Written problem: Collect every line below that contains the word "method".

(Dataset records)
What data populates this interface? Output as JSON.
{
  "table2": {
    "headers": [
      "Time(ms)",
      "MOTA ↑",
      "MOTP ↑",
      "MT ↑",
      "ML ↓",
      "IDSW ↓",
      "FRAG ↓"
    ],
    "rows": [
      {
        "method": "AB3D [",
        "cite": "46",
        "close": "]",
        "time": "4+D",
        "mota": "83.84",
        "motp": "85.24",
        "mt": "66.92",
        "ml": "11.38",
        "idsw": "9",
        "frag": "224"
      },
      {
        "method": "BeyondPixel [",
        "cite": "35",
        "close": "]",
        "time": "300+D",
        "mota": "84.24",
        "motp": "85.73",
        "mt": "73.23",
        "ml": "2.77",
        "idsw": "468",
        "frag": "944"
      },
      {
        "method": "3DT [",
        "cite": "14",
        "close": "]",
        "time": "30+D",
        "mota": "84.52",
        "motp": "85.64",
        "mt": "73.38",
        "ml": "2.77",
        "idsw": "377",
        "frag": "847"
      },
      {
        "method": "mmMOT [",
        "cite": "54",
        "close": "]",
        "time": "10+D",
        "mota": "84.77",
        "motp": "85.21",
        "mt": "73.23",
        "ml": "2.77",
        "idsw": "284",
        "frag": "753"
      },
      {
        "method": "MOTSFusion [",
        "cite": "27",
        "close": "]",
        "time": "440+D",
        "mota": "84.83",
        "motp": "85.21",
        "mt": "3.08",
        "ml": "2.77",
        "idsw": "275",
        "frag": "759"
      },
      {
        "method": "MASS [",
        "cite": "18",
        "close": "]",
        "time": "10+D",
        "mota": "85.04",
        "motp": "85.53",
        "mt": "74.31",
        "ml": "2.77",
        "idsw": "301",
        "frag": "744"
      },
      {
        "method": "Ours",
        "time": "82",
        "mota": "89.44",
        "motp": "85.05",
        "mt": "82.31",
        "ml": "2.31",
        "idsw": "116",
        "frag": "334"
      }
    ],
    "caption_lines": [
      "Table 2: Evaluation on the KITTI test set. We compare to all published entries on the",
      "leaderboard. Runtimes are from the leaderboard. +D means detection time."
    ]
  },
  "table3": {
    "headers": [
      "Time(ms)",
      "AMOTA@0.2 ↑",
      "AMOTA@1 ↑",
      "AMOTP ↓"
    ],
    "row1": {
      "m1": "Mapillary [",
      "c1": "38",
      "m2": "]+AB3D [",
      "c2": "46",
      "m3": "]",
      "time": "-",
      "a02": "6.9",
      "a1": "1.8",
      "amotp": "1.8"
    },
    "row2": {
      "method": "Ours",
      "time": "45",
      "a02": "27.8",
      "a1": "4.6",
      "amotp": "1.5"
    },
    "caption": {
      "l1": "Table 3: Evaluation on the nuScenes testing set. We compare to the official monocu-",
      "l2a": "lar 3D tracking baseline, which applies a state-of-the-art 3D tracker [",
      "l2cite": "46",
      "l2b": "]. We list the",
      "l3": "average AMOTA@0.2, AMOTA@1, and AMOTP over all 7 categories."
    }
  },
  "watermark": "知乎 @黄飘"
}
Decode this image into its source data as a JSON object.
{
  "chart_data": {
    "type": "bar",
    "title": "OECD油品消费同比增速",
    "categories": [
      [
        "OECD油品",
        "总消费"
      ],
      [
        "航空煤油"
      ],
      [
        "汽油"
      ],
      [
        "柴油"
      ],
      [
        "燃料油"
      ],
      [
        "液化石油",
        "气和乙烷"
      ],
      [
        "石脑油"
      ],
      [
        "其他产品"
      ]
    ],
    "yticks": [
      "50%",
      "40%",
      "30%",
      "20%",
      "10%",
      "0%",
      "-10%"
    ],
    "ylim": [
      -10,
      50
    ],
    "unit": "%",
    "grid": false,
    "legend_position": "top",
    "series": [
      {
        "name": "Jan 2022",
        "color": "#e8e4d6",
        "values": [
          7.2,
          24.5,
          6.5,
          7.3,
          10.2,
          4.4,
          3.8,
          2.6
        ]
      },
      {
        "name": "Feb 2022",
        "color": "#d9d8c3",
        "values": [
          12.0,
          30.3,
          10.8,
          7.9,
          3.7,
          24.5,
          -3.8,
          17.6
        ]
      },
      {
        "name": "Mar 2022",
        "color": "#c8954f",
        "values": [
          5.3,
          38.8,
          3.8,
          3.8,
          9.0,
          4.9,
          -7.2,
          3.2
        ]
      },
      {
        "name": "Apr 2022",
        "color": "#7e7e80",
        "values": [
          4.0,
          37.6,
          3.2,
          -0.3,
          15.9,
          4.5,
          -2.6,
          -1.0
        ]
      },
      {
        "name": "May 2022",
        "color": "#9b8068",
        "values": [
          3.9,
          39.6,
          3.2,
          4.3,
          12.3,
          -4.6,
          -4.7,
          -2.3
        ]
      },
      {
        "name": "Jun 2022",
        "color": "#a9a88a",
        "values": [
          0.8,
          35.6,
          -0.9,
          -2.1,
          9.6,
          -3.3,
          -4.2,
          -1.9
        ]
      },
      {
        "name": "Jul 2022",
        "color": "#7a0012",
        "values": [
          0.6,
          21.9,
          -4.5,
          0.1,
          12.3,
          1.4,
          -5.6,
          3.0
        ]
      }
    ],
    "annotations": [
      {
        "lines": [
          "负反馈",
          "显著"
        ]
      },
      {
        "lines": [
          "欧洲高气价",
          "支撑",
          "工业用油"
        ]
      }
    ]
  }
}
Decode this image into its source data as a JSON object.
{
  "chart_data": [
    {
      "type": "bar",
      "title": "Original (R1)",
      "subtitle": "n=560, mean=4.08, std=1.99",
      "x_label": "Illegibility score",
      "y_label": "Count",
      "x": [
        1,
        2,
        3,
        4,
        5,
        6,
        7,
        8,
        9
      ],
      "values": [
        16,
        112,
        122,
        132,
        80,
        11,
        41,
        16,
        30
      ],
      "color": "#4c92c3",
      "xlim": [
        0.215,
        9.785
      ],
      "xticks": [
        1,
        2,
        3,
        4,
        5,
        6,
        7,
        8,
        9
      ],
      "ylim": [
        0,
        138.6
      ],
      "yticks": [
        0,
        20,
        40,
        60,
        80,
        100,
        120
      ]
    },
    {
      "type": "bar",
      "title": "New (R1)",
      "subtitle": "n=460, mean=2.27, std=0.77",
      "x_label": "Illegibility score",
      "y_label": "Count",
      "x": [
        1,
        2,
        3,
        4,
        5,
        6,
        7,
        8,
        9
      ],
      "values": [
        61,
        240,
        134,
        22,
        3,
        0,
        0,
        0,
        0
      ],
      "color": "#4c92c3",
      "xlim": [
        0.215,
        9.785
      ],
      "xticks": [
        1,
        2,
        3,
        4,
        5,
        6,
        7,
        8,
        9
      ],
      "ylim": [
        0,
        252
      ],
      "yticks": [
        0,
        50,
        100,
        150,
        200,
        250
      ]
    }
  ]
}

==

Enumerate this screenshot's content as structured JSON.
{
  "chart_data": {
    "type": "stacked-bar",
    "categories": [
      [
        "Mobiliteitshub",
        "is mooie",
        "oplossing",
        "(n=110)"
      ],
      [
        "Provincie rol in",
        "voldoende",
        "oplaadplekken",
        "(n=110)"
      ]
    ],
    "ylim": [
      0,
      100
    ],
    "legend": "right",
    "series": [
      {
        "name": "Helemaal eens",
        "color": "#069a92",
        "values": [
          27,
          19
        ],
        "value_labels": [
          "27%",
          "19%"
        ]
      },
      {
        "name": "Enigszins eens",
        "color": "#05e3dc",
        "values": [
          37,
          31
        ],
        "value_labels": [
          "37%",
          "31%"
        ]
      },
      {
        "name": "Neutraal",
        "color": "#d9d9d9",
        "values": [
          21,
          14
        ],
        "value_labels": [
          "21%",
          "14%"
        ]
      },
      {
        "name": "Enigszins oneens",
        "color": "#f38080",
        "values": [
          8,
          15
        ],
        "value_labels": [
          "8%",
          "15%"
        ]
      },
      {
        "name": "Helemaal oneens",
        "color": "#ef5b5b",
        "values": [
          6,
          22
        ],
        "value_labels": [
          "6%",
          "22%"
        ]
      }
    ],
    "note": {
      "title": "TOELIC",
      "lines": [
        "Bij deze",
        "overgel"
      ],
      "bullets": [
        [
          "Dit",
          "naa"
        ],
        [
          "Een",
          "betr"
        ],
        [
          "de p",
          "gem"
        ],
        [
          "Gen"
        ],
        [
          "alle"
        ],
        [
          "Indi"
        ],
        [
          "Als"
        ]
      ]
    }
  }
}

--

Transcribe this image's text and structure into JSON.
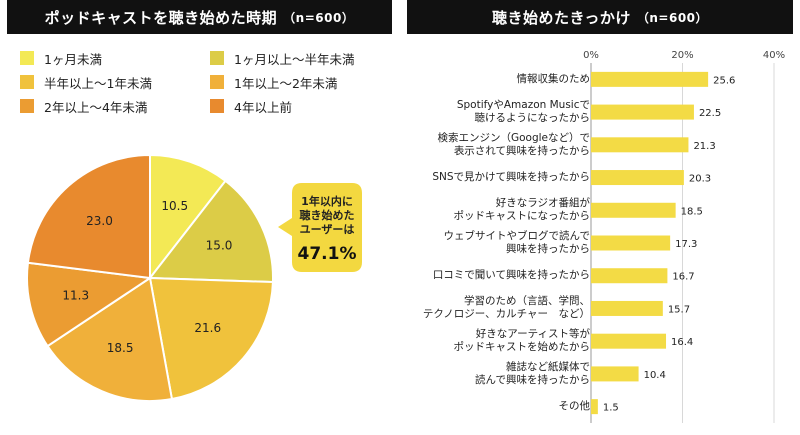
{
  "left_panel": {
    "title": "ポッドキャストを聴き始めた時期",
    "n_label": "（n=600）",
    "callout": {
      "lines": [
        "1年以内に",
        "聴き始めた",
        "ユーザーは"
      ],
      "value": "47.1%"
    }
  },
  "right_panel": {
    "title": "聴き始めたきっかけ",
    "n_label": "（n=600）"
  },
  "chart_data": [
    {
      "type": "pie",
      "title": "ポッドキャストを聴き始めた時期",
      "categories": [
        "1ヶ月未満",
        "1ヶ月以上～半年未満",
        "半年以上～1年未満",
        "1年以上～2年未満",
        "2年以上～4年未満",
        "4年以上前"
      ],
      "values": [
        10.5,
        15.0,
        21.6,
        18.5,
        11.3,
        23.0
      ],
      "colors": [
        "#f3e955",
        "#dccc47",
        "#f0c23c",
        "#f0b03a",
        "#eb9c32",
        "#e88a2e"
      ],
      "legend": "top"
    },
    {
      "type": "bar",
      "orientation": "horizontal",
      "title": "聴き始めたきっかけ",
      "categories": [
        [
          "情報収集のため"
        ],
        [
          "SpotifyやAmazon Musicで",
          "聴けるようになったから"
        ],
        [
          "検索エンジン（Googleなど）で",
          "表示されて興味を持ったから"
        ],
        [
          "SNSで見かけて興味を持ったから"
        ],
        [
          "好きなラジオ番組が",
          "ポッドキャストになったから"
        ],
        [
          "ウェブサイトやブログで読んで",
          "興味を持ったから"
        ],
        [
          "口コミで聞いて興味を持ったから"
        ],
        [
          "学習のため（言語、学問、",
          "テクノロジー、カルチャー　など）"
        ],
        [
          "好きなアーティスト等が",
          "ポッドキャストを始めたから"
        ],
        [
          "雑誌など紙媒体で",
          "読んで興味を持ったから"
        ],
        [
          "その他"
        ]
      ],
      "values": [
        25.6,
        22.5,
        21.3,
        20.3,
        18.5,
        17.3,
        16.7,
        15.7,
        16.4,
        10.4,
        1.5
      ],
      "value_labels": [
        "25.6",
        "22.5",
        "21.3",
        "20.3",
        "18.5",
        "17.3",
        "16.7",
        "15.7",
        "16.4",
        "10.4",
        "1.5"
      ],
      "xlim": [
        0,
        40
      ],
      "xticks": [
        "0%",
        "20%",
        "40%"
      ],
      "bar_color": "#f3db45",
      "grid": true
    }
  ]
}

Reply to the task:
        "method": "AB3D [",
        "method": "BeyondPixel [",
        "method": "3DT [",
        "method": "mmMOT [",
        "method": "MOTSFusion [",
        "method": "MASS [",
        "method": "Ours",
      "method": "Ours",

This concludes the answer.